# EXERCISE INSTRUCTIONS
With the pictures omitted, write out the entries that follow exactly as they stand.
──────────────────────────────
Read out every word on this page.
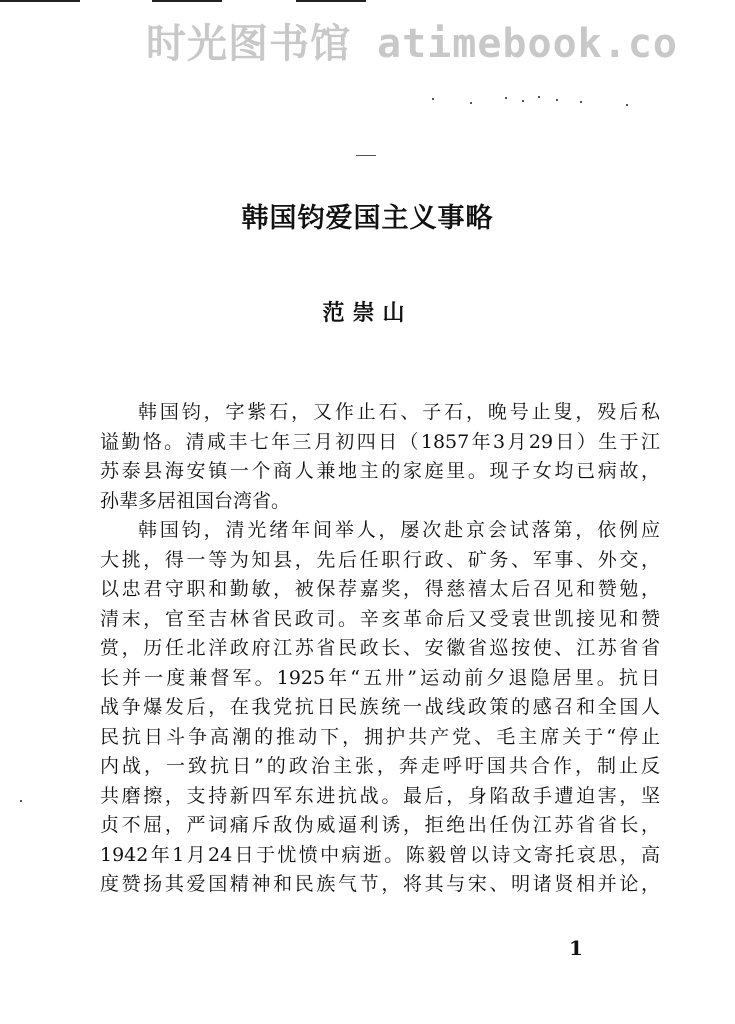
时光图书馆 atimebook.co
韩国钧爱国主义事略
范崇山
韩国钧，字紫石，又作止石、子石，晚号止叟，殁后私
谥勤恪。清咸丰七年三月初四日（1857年3月29日）生于江
苏泰县海安镇一个商人兼地主的家庭里。现子女均已病故，
孙辈多居祖国台湾省。
韩国钧，清光绪年间举人，屡次赴京会试落第，依例应
大挑，得一等为知县，先后任职行政、矿务、军事、外交，
以忠君守职和勤敏，被保荐嘉奖，得慈禧太后召见和赞勉，
清末，官至吉林省民政司。辛亥革命后又受袁世凯接见和赞
赏，历任北洋政府江苏省民政长、安徽省巡按使、江苏省省
长并一度兼督军。1925年“五卅”运动前夕退隐居里。抗日
战争爆发后，在我党抗日民族统一战线政策的感召和全国人
民抗日斗争高潮的推动下，拥护共产党、毛主席关于“停止
内战，一致抗日”的政治主张，奔走呼吁国共合作，制止反
共磨擦，支持新四军东进抗战。最后，身陷敌手遭迫害，坚
贞不屈，严词痛斥敌伪威逼利诱，拒绝出任伪江苏省省长，
1942年1月24日于忧愤中病逝。陈毅曾以诗文寄托哀思，高
度赞扬其爱国精神和民族气节，将其与宋、明诸贤相并论，
1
──────────────────────────────
# TASK RESPONSE
Read out every word on this page.
时光图书馆 atimebook.co
韩国钧爱国主义事略
范崇山
韩国钧，字紫石，又作止石、子石，晚号止叟，殁后私
谥勤恪。清咸丰七年三月初四日（1857年3月29日）生于江
苏泰县海安镇一个商人兼地主的家庭里。现子女均已病故，
孙辈多居祖国台湾省。
韩国钧，清光绪年间举人，屡次赴京会试落第，依例应
大挑，得一等为知县，先后任职行政、矿务、军事、外交，
以忠君守职和勤敏，被保荐嘉奖，得慈禧太后召见和赞勉，
清末，官至吉林省民政司。辛亥革命后又受袁世凯接见和赞
赏，历任北洋政府江苏省民政长、安徽省巡按使、江苏省省
长并一度兼督军。1925年“五卅”运动前夕退隐居里。抗日
战争爆发后，在我党抗日民族统一战线政策的感召和全国人
民抗日斗争高潮的推动下，拥护共产党、毛主席关于“停止
内战，一致抗日”的政治主张，奔走呼吁国共合作，制止反
共磨擦，支持新四军东进抗战。最后，身陷敌手遭迫害，坚
贞不屈，严词痛斥敌伪威逼利诱，拒绝出任伪江苏省省长，
1942年1月24日于忧愤中病逝。陈毅曾以诗文寄托哀思，高
度赞扬其爱国精神和民族气节，将其与宋、明诸贤相并论，
1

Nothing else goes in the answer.